Exercise aim:
Reproduce all of the data below without alteration; exclude every picture.

Supplied records:
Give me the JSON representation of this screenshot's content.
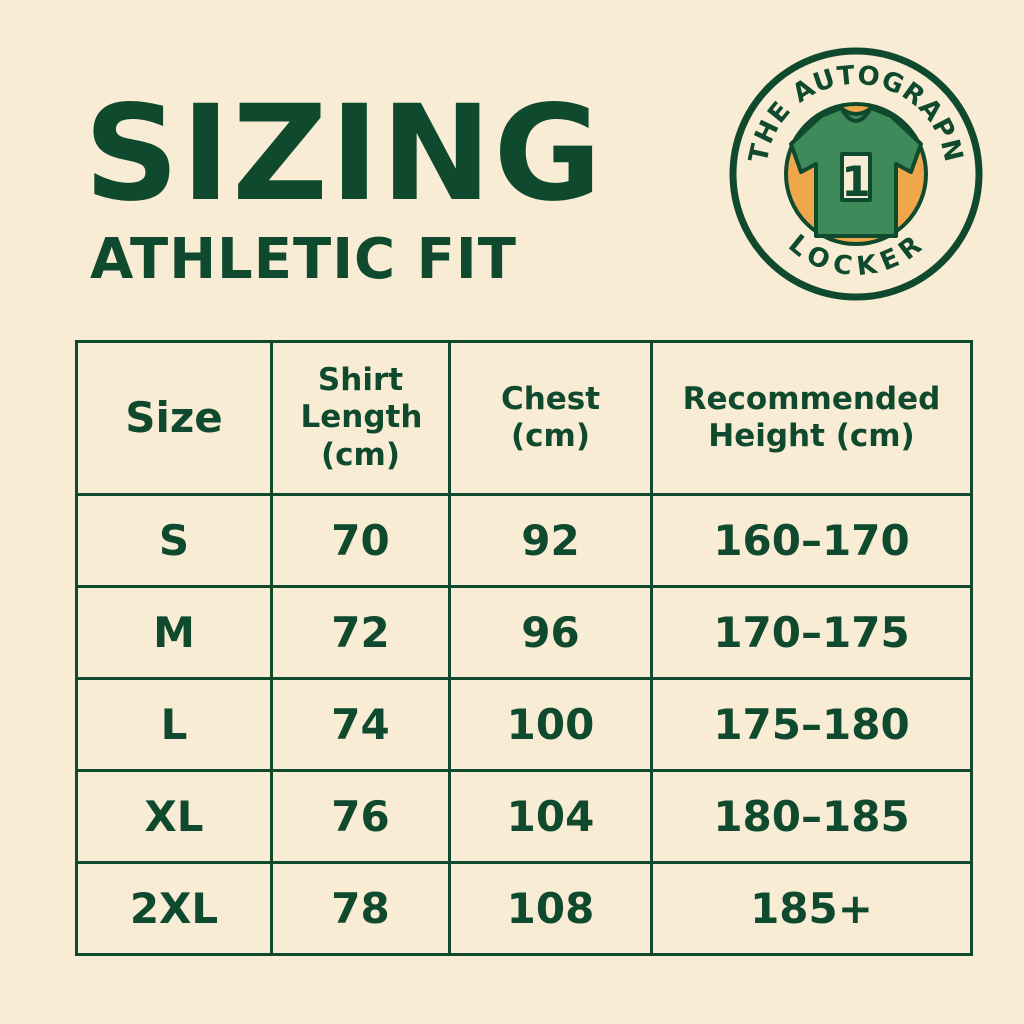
{
  "header": {
    "title": "SIZING",
    "subtitle": "ATHLETIC FIT"
  },
  "logo": {
    "top_text": "THE AUTOGRAPN",
    "bottom_text": "LOCKER",
    "jersey_number": "1",
    "colors": {
      "ring": "#0f4a2e",
      "jersey": "#3f8a5a",
      "accent": "#f0a64a"
    }
  },
  "table": {
    "headers": [
      "Size",
      "Shirt Length (cm)",
      "Chest (cm)",
      "Recommended Height (cm)"
    ],
    "rows": [
      [
        "S",
        "70",
        "92",
        "160–170"
      ],
      [
        "M",
        "72",
        "96",
        "170–175"
      ],
      [
        "L",
        "74",
        "100",
        "175–180"
      ],
      [
        "XL",
        "76",
        "104",
        "180–185"
      ],
      [
        "2XL",
        "78",
        "108",
        "185+"
      ]
    ]
  },
  "colors": {
    "background": "#f9ecd4",
    "primary": "#0f4a2e"
  }
}
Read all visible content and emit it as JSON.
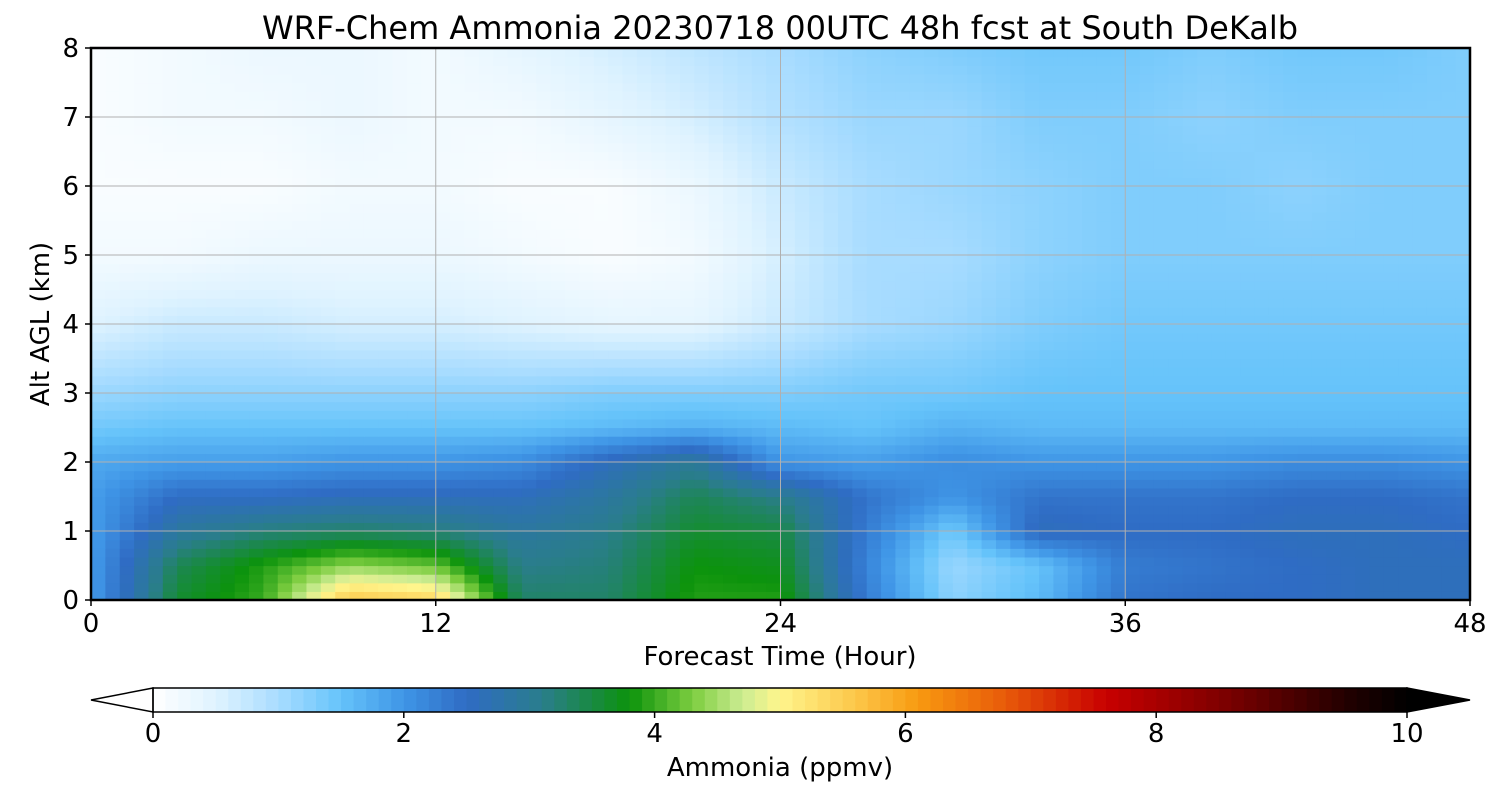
{
  "chart_data": {
    "type": "heatmap",
    "title": "WRF-Chem Ammonia  20230718 00UTC 48h fcst at South DeKalb",
    "xlabel": "Forecast Time (Hour)",
    "ylabel": "Alt AGL (km)",
    "xlim": [
      0,
      48
    ],
    "ylim": [
      0,
      8
    ],
    "xticks": [
      0,
      12,
      24,
      36,
      48
    ],
    "yticks": [
      0,
      1,
      2,
      3,
      4,
      5,
      6,
      7,
      8
    ],
    "grid": true,
    "x": [
      0,
      3,
      6,
      9,
      12,
      15,
      18,
      21,
      24,
      27,
      30,
      33,
      36,
      39,
      42,
      45,
      48
    ],
    "y": [
      0,
      0.5,
      1,
      1.5,
      2,
      2.5,
      3,
      4,
      5,
      6,
      7,
      8
    ],
    "z": [
      [
        1.9,
        3.6,
        4.0,
        5.6,
        5.4,
        3.3,
        3.3,
        3.9,
        3.9,
        2.3,
        1.2,
        1.6,
        2.4,
        2.5,
        2.5,
        2.6,
        2.6
      ],
      [
        1.9,
        3.4,
        3.9,
        4.4,
        4.2,
        3.1,
        3.2,
        3.8,
        3.7,
        2.2,
        1.1,
        1.5,
        2.3,
        2.4,
        2.5,
        2.6,
        2.6
      ],
      [
        1.9,
        2.9,
        3.2,
        3.3,
        3.2,
        2.9,
        3.1,
        3.6,
        3.5,
        2.3,
        1.4,
        2.6,
        2.5,
        2.5,
        2.6,
        2.6,
        2.5
      ],
      [
        1.9,
        2.5,
        2.5,
        2.6,
        2.6,
        2.6,
        2.9,
        3.4,
        3.1,
        2.4,
        2.0,
        2.4,
        2.4,
        2.4,
        2.5,
        2.5,
        2.4
      ],
      [
        1.8,
        1.9,
        1.9,
        2.0,
        2.0,
        2.1,
        2.6,
        3.0,
        2.0,
        1.9,
        2.1,
        2.0,
        2.0,
        2.0,
        2.1,
        2.1,
        2.0
      ],
      [
        1.4,
        1.5,
        1.5,
        1.5,
        1.5,
        1.5,
        1.6,
        1.7,
        1.6,
        1.5,
        1.7,
        1.6,
        1.6,
        1.6,
        1.6,
        1.6,
        1.6
      ],
      [
        1.1,
        1.2,
        1.2,
        1.2,
        1.2,
        1.2,
        1.3,
        1.3,
        1.3,
        1.4,
        1.4,
        1.5,
        1.5,
        1.5,
        1.5,
        1.5,
        1.5
      ],
      [
        0.5,
        0.7,
        0.7,
        0.6,
        0.6,
        0.5,
        0.4,
        0.4,
        0.7,
        1.0,
        1.1,
        1.3,
        1.4,
        1.4,
        1.4,
        1.4,
        1.4
      ],
      [
        0.2,
        0.2,
        0.3,
        0.3,
        0.3,
        0.2,
        0.1,
        0.2,
        0.6,
        1.0,
        1.0,
        1.2,
        1.3,
        1.3,
        1.3,
        1.3,
        1.3
      ],
      [
        0.1,
        0.1,
        0.1,
        0.2,
        0.2,
        0.1,
        0.1,
        0.3,
        0.7,
        1.0,
        1.1,
        1.2,
        1.3,
        1.3,
        1.2,
        1.3,
        1.3
      ],
      [
        0.1,
        0.2,
        0.2,
        0.3,
        0.2,
        0.2,
        0.4,
        0.6,
        0.9,
        1.1,
        1.1,
        1.3,
        1.3,
        1.2,
        1.3,
        1.3,
        1.3
      ],
      [
        0.1,
        0.2,
        0.3,
        0.3,
        0.2,
        0.4,
        0.6,
        0.8,
        1.0,
        1.2,
        1.3,
        1.4,
        1.4,
        1.3,
        1.4,
        1.4,
        1.3
      ]
    ],
    "colorbar": {
      "label": "Ammonia  (ppmv)",
      "range": [
        0,
        10
      ],
      "ticks": [
        0,
        2,
        4,
        6,
        8,
        10
      ],
      "extend": "both",
      "under_color": "#ffffff",
      "over_color": "#000000",
      "colors": [
        "#ffffff",
        "#dff3ff",
        "#a8dcff",
        "#65c3fa",
        "#3f95e6",
        "#2f6cc4",
        "#2a7d8c",
        "#0c930c",
        "#7ccd3f",
        "#ccec92",
        "#fff58c",
        "#fcc74a",
        "#f89a10",
        "#e85a0a",
        "#c80000",
        "#780000",
        "#240000",
        "#000000"
      ],
      "color_stops": [
        0,
        0.5,
        1.0,
        1.5,
        2.0,
        2.5,
        3.1,
        3.8,
        4.3,
        4.7,
        5.0,
        5.6,
        6.1,
        6.8,
        7.6,
        8.6,
        9.5,
        10
      ]
    }
  }
}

Problem solution:
Give me the JSON representation of this screenshot's content.
{
  "header": {
    "title": "SIZING",
    "subtitle": "ATHLETIC FIT"
  },
  "logo": {
    "top_text": "THE AUTOGRAPN",
    "bottom_text": "LOCKER",
    "jersey_number": "1",
    "colors": {
      "ring": "#0f4a2e",
      "jersey": "#3f8a5a",
      "accent": "#f0a64a"
    }
  },
  "table": {
    "headers": [
      "Size",
      "Shirt Length (cm)",
      "Chest (cm)",
      "Recommended Height (cm)"
    ],
    "rows": [
      [
        "S",
        "70",
        "92",
        "160–170"
      ],
      [
        "M",
        "72",
        "96",
        "170–175"
      ],
      [
        "L",
        "74",
        "100",
        "175–180"
      ],
      [
        "XL",
        "76",
        "104",
        "180–185"
      ],
      [
        "2XL",
        "78",
        "108",
        "185+"
      ]
    ]
  },
  "colors": {
    "background": "#f9ecd4",
    "primary": "#0f4a2e"
  }
}
Read all visible content and emit it as JSON.
{
  "chart_data": {
    "type": "heatmap",
    "title": "WRF-Chem Ammonia  20230718 00UTC 48h fcst at South DeKalb",
    "xlabel": "Forecast Time (Hour)",
    "ylabel": "Alt AGL (km)",
    "xlim": [
      0,
      48
    ],
    "ylim": [
      0,
      8
    ],
    "xticks": [
      0,
      12,
      24,
      36,
      48
    ],
    "yticks": [
      0,
      1,
      2,
      3,
      4,
      5,
      6,
      7,
      8
    ],
    "grid": true,
    "x": [
      0,
      3,
      6,
      9,
      12,
      15,
      18,
      21,
      24,
      27,
      30,
      33,
      36,
      39,
      42,
      45,
      48
    ],
    "y": [
      0,
      0.5,
      1,
      1.5,
      2,
      2.5,
      3,
      4,
      5,
      6,
      7,
      8
    ],
    "z": [
      [
        1.9,
        3.6,
        4.0,
        5.6,
        5.4,
        3.3,
        3.3,
        3.9,
        3.9,
        2.3,
        1.2,
        1.6,
        2.4,
        2.5,
        2.5,
        2.6,
        2.6
      ],
      [
        1.9,
        3.4,
        3.9,
        4.4,
        4.2,
        3.1,
        3.2,
        3.8,
        3.7,
        2.2,
        1.1,
        1.5,
        2.3,
        2.4,
        2.5,
        2.6,
        2.6
      ],
      [
        1.9,
        2.9,
        3.2,
        3.3,
        3.2,
        2.9,
        3.1,
        3.6,
        3.5,
        2.3,
        1.4,
        2.6,
        2.5,
        2.5,
        2.6,
        2.6,
        2.5
      ],
      [
        1.9,
        2.5,
        2.5,
        2.6,
        2.6,
        2.6,
        2.9,
        3.4,
        3.1,
        2.4,
        2.0,
        2.4,
        2.4,
        2.4,
        2.5,
        2.5,
        2.4
      ],
      [
        1.8,
        1.9,
        1.9,
        2.0,
        2.0,
        2.1,
        2.6,
        3.0,
        2.0,
        1.9,
        2.1,
        2.0,
        2.0,
        2.0,
        2.1,
        2.1,
        2.0
      ],
      [
        1.4,
        1.5,
        1.5,
        1.5,
        1.5,
        1.5,
        1.6,
        1.7,
        1.6,
        1.5,
        1.7,
        1.6,
        1.6,
        1.6,
        1.6,
        1.6,
        1.6
      ],
      [
        1.1,
        1.2,
        1.2,
        1.2,
        1.2,
        1.2,
        1.3,
        1.3,
        1.3,
        1.4,
        1.4,
        1.5,
        1.5,
        1.5,
        1.5,
        1.5,
        1.5
      ],
      [
        0.5,
        0.7,
        0.7,
        0.6,
        0.6,
        0.5,
        0.4,
        0.4,
        0.7,
        1.0,
        1.1,
        1.3,
        1.4,
        1.4,
        1.4,
        1.4,
        1.4
      ],
      [
        0.2,
        0.2,
        0.3,
        0.3,
        0.3,
        0.2,
        0.1,
        0.2,
        0.6,
        1.0,
        1.0,
        1.2,
        1.3,
        1.3,
        1.3,
        1.3,
        1.3
      ],
      [
        0.1,
        0.1,
        0.1,
        0.2,
        0.2,
        0.1,
        0.1,
        0.3,
        0.7,
        1.0,
        1.1,
        1.2,
        1.3,
        1.3,
        1.2,
        1.3,
        1.3
      ],
      [
        0.1,
        0.2,
        0.2,
        0.3,
        0.2,
        0.2,
        0.4,
        0.6,
        0.9,
        1.1,
        1.1,
        1.3,
        1.3,
        1.2,
        1.3,
        1.3,
        1.3
      ],
      [
        0.1,
        0.2,
        0.3,
        0.3,
        0.2,
        0.4,
        0.6,
        0.8,
        1.0,
        1.2,
        1.3,
        1.4,
        1.4,
        1.3,
        1.4,
        1.4,
        1.3
      ]
    ],
    "colorbar": {
      "label": "Ammonia  (ppmv)",
      "range": [
        0,
        10
      ],
      "ticks": [
        0,
        2,
        4,
        6,
        8,
        10
      ],
      "extend": "both",
      "under_color": "#ffffff",
      "over_color": "#000000",
      "colors": [
        "#ffffff",
        "#dff3ff",
        "#a8dcff",
        "#65c3fa",
        "#3f95e6",
        "#2f6cc4",
        "#2a7d8c",
        "#0c930c",
        "#7ccd3f",
        "#ccec92",
        "#fff58c",
        "#fcc74a",
        "#f89a10",
        "#e85a0a",
        "#c80000",
        "#780000",
        "#240000",
        "#000000"
      ],
      "color_stops": [
        0,
        0.5,
        1.0,
        1.5,
        2.0,
        2.5,
        3.1,
        3.8,
        4.3,
        4.7,
        5.0,
        5.6,
        6.1,
        6.8,
        7.6,
        8.6,
        9.5,
        10
      ]
    }
  }
}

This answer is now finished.